Written task: Tally the lines containing the word "label" and give the total alone.
-------
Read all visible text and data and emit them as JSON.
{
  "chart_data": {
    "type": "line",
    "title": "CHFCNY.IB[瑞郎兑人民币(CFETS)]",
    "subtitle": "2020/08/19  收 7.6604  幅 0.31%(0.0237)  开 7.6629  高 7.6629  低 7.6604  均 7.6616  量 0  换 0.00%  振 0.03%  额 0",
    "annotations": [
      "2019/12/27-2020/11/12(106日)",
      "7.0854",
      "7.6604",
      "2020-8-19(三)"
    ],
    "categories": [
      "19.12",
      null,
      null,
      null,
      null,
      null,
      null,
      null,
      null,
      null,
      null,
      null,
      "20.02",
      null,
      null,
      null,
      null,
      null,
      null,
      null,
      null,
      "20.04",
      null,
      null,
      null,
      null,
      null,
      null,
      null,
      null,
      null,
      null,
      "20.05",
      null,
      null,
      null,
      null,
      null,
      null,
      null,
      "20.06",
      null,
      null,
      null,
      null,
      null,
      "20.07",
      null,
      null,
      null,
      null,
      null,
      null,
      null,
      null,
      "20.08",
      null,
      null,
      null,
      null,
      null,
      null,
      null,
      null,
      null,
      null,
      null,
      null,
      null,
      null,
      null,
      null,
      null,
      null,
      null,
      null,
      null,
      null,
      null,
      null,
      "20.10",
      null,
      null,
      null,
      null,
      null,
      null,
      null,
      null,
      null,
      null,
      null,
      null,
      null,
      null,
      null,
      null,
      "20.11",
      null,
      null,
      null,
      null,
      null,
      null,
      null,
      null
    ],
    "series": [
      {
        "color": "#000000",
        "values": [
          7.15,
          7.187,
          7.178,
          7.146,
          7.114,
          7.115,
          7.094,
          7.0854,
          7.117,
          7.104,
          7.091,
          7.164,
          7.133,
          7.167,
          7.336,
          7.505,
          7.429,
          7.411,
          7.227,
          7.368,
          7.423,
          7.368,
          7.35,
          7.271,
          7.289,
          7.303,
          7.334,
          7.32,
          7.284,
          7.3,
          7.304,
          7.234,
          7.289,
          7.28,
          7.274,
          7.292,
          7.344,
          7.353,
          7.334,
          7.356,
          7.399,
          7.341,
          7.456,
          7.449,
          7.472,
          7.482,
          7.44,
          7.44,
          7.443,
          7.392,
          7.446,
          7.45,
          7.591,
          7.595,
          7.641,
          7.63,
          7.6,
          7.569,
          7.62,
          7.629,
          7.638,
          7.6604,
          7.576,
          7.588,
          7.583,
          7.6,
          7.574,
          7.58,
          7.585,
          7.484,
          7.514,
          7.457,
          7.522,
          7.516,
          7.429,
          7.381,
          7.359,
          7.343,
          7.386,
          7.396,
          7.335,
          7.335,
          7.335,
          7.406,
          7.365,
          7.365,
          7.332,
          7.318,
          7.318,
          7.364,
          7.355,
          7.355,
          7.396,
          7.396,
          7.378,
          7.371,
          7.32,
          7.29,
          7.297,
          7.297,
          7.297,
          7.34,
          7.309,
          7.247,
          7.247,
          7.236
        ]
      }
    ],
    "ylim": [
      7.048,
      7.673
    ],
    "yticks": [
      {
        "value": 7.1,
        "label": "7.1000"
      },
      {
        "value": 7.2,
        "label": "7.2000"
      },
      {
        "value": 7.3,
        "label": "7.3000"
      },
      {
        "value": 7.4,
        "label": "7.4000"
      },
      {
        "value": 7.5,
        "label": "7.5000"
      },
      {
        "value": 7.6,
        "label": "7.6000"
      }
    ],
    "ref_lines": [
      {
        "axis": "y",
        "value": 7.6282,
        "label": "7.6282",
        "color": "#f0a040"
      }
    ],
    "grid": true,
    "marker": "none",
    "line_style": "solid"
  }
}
-------
Task result: 7